The task | Every entry must be copied word for word.

—————

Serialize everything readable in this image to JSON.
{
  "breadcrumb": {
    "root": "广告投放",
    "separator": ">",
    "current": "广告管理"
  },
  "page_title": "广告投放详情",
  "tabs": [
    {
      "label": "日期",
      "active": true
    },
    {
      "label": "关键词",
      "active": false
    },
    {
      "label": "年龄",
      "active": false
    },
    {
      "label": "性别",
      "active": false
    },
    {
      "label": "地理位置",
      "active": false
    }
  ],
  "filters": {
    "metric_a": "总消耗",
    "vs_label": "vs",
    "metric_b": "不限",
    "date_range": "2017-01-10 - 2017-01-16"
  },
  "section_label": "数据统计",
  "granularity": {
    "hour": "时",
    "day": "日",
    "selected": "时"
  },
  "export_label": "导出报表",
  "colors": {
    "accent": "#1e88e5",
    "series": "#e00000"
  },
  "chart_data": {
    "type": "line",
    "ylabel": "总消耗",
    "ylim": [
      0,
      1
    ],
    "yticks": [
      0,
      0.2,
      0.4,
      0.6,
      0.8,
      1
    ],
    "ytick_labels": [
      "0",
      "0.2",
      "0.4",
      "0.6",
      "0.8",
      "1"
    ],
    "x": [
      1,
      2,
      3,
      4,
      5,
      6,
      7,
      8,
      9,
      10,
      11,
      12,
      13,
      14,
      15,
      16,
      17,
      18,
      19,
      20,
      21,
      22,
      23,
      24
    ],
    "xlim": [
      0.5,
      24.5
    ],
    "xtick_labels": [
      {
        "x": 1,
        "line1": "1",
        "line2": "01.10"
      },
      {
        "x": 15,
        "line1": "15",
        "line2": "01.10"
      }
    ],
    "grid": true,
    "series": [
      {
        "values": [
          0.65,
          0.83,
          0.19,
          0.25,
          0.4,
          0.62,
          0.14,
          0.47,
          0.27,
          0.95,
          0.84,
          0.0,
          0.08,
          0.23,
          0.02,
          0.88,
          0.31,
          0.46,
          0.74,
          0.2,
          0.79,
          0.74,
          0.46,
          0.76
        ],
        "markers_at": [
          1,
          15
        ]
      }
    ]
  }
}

—————

Answer below |
Serialize everything readable in this image to JSON.
{
  "breadcrumb": {
    "root": "广告投放",
    "separator": ">",
    "current": "广告管理"
  },
  "page_title": "广告投放详情",
  "tabs": [
    {
      "label": "日期",
      "active": true
    },
    {
      "label": "关键词",
      "active": false
    },
    {
      "label": "年龄",
      "active": false
    },
    {
      "label": "性别",
      "active": false
    },
    {
      "label": "地理位置",
      "active": false
    }
  ],
  "filters": {
    "metric_a": "总消耗",
    "vs_label": "vs",
    "metric_b": "不限",
    "date_range": "2017-01-10 - 2017-01-16"
  },
  "section_label": "数据统计",
  "granularity": {
    "hour": "时",
    "day": "日",
    "selected": "时"
  },
  "export_label": "导出报表",
  "colors": {
    "accent": "#1e88e5",
    "series": "#e00000"
  },
  "chart_data": {
    "type": "line",
    "ylabel": "总消耗",
    "ylim": [
      0,
      1
    ],
    "yticks": [
      0,
      0.2,
      0.4,
      0.6,
      0.8,
      1
    ],
    "ytick_labels": [
      "0",
      "0.2",
      "0.4",
      "0.6",
      "0.8",
      "1"
    ],
    "x": [
      1,
      2,
      3,
      4,
      5,
      6,
      7,
      8,
      9,
      10,
      11,
      12,
      13,
      14,
      15,
      16,
      17,
      18,
      19,
      20,
      21,
      22,
      23,
      24
    ],
    "xlim": [
      0.5,
      24.5
    ],
    "xtick_labels": [
      {
        "x": 1,
        "line1": "1",
        "line2": "01.10"
      },
      {
        "x": 15,
        "line1": "15",
        "line2": "01.10"
      }
    ],
    "grid": true,
    "series": [
      {
        "values": [
          0.65,
          0.83,
          0.19,
          0.25,
          0.4,
          0.62,
          0.14,
          0.47,
          0.27,
          0.95,
          0.84,
          0.0,
          0.08,
          0.23,
          0.02,
          0.88,
          0.31,
          0.46,
          0.74,
          0.2,
          0.79,
          0.74,
          0.46,
          0.76
        ],
        "markers_at": [
          1,
          15
        ]
      }
    ]
  }
}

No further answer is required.